(Dataset items)
□ □ □ □ □

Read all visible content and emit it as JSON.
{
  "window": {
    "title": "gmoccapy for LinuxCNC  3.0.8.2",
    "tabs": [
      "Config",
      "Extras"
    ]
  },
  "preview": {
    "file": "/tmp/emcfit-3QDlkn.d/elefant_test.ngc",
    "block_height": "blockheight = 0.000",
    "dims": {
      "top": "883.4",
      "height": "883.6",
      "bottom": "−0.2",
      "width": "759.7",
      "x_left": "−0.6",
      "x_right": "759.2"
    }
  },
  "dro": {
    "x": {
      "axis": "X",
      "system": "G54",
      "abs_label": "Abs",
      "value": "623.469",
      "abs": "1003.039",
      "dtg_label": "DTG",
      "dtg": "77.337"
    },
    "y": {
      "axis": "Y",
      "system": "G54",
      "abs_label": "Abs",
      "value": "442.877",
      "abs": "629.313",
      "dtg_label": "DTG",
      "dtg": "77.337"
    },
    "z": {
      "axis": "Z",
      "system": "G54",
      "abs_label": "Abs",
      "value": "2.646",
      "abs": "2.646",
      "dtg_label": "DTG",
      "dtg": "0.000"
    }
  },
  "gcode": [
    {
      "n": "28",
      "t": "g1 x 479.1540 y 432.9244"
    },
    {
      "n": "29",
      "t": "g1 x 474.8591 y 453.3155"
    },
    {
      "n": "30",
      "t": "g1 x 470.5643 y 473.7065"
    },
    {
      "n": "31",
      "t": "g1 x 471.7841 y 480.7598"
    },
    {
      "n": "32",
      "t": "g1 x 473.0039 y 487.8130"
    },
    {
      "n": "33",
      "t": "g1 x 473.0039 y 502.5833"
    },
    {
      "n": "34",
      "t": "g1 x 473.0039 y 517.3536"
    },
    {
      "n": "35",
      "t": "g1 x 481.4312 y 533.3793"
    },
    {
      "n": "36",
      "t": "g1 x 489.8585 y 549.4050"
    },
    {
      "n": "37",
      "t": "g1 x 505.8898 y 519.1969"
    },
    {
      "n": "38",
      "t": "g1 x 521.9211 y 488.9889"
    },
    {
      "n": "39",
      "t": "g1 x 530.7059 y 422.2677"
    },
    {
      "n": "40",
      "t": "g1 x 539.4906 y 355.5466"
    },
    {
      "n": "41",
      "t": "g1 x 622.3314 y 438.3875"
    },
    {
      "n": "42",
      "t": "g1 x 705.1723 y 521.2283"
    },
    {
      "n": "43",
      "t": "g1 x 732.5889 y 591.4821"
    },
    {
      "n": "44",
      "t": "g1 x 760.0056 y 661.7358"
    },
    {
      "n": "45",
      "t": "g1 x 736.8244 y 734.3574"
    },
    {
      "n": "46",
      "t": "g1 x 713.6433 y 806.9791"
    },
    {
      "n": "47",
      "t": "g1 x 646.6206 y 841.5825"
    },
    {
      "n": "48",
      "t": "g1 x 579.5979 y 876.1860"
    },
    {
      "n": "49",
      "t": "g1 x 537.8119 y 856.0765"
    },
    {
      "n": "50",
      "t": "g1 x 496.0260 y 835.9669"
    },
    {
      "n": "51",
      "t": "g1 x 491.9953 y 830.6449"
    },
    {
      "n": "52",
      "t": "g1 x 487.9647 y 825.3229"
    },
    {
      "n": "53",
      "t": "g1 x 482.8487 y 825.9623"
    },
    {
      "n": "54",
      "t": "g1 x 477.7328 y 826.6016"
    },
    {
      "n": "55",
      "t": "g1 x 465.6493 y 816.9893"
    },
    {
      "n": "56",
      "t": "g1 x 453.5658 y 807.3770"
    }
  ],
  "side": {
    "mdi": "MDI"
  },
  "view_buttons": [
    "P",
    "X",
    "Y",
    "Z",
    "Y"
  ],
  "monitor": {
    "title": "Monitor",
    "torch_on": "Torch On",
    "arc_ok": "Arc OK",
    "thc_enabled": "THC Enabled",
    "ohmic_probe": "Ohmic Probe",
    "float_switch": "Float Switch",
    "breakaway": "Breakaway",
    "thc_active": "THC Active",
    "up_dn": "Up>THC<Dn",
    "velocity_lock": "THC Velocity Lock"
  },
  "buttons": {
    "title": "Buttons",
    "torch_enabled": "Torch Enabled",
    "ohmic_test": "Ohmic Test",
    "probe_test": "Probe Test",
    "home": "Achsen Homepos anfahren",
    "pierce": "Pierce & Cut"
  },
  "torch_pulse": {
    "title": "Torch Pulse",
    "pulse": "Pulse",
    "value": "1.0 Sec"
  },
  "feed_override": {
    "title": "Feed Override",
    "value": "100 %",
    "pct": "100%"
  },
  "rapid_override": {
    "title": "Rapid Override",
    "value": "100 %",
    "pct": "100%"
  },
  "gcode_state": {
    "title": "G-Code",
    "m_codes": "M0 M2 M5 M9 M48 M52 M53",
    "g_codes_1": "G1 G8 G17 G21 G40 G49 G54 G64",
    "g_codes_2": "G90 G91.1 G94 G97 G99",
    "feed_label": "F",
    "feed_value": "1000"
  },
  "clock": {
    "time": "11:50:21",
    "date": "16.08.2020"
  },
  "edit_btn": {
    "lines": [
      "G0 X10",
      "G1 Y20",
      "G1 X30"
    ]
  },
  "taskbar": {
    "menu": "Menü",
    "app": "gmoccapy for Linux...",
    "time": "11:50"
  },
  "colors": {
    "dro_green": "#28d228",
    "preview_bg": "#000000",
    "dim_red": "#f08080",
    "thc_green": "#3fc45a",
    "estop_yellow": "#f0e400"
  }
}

□ □ □ □ □

* [What is required]
Reproduce every line above without error.

* [Exercise answer]
Read all visible content and emit it as JSON.
{
  "window": {
    "title": "gmoccapy for LinuxCNC  3.0.8.2",
    "tabs": [
      "Config",
      "Extras"
    ]
  },
  "preview": {
    "file": "/tmp/emcfit-3QDlkn.d/elefant_test.ngc",
    "block_height": "blockheight = 0.000",
    "dims": {
      "top": "883.4",
      "height": "883.6",
      "bottom": "−0.2",
      "width": "759.7",
      "x_left": "−0.6",
      "x_right": "759.2"
    }
  },
  "dro": {
    "x": {
      "axis": "X",
      "system": "G54",
      "abs_label": "Abs",
      "value": "623.469",
      "abs": "1003.039",
      "dtg_label": "DTG",
      "dtg": "77.337"
    },
    "y": {
      "axis": "Y",
      "system": "G54",
      "abs_label": "Abs",
      "value": "442.877",
      "abs": "629.313",
      "dtg_label": "DTG",
      "dtg": "77.337"
    },
    "z": {
      "axis": "Z",
      "system": "G54",
      "abs_label": "Abs",
      "value": "2.646",
      "abs": "2.646",
      "dtg_label": "DTG",
      "dtg": "0.000"
    }
  },
  "gcode": [
    {
      "n": "28",
      "t": "g1 x 479.1540 y 432.9244"
    },
    {
      "n": "29",
      "t": "g1 x 474.8591 y 453.3155"
    },
    {
      "n": "30",
      "t": "g1 x 470.5643 y 473.7065"
    },
    {
      "n": "31",
      "t": "g1 x 471.7841 y 480.7598"
    },
    {
      "n": "32",
      "t": "g1 x 473.0039 y 487.8130"
    },
    {
      "n": "33",
      "t": "g1 x 473.0039 y 502.5833"
    },
    {
      "n": "34",
      "t": "g1 x 473.0039 y 517.3536"
    },
    {
      "n": "35",
      "t": "g1 x 481.4312 y 533.3793"
    },
    {
      "n": "36",
      "t": "g1 x 489.8585 y 549.4050"
    },
    {
      "n": "37",
      "t": "g1 x 505.8898 y 519.1969"
    },
    {
      "n": "38",
      "t": "g1 x 521.9211 y 488.9889"
    },
    {
      "n": "39",
      "t": "g1 x 530.7059 y 422.2677"
    },
    {
      "n": "40",
      "t": "g1 x 539.4906 y 355.5466"
    },
    {
      "n": "41",
      "t": "g1 x 622.3314 y 438.3875"
    },
    {
      "n": "42",
      "t": "g1 x 705.1723 y 521.2283"
    },
    {
      "n": "43",
      "t": "g1 x 732.5889 y 591.4821"
    },
    {
      "n": "44",
      "t": "g1 x 760.0056 y 661.7358"
    },
    {
      "n": "45",
      "t": "g1 x 736.8244 y 734.3574"
    },
    {
      "n": "46",
      "t": "g1 x 713.6433 y 806.9791"
    },
    {
      "n": "47",
      "t": "g1 x 646.6206 y 841.5825"
    },
    {
      "n": "48",
      "t": "g1 x 579.5979 y 876.1860"
    },
    {
      "n": "49",
      "t": "g1 x 537.8119 y 856.0765"
    },
    {
      "n": "50",
      "t": "g1 x 496.0260 y 835.9669"
    },
    {
      "n": "51",
      "t": "g1 x 491.9953 y 830.6449"
    },
    {
      "n": "52",
      "t": "g1 x 487.9647 y 825.3229"
    },
    {
      "n": "53",
      "t": "g1 x 482.8487 y 825.9623"
    },
    {
      "n": "54",
      "t": "g1 x 477.7328 y 826.6016"
    },
    {
      "n": "55",
      "t": "g1 x 465.6493 y 816.9893"
    },
    {
      "n": "56",
      "t": "g1 x 453.5658 y 807.3770"
    }
  ],
  "side": {
    "mdi": "MDI"
  },
  "view_buttons": [
    "P",
    "X",
    "Y",
    "Z",
    "Y"
  ],
  "monitor": {
    "title": "Monitor",
    "torch_on": "Torch On",
    "arc_ok": "Arc OK",
    "thc_enabled": "THC Enabled",
    "ohmic_probe": "Ohmic Probe",
    "float_switch": "Float Switch",
    "breakaway": "Breakaway",
    "thc_active": "THC Active",
    "up_dn": "Up>THC<Dn",
    "velocity_lock": "THC Velocity Lock"
  },
  "buttons": {
    "title": "Buttons",
    "torch_enabled": "Torch Enabled",
    "ohmic_test": "Ohmic Test",
    "probe_test": "Probe Test",
    "home": "Achsen Homepos anfahren",
    "pierce": "Pierce & Cut"
  },
  "torch_pulse": {
    "title": "Torch Pulse",
    "pulse": "Pulse",
    "value": "1.0 Sec"
  },
  "feed_override": {
    "title": "Feed Override",
    "value": "100 %",
    "pct": "100%"
  },
  "rapid_override": {
    "title": "Rapid Override",
    "value": "100 %",
    "pct": "100%"
  },
  "gcode_state": {
    "title": "G-Code",
    "m_codes": "M0 M2 M5 M9 M48 M52 M53",
    "g_codes_1": "G1 G8 G17 G21 G40 G49 G54 G64",
    "g_codes_2": "G90 G91.1 G94 G97 G99",
    "feed_label": "F",
    "feed_value": "1000"
  },
  "clock": {
    "time": "11:50:21",
    "date": "16.08.2020"
  },
  "edit_btn": {
    "lines": [
      "G0 X10",
      "G1 Y20",
      "G1 X30"
    ]
  },
  "taskbar": {
    "menu": "Menü",
    "app": "gmoccapy for Linux...",
    "time": "11:50"
  },
  "colors": {
    "dro_green": "#28d228",
    "preview_bg": "#000000",
    "dim_red": "#f08080",
    "thc_green": "#3fc45a",
    "estop_yellow": "#f0e400"
  }
}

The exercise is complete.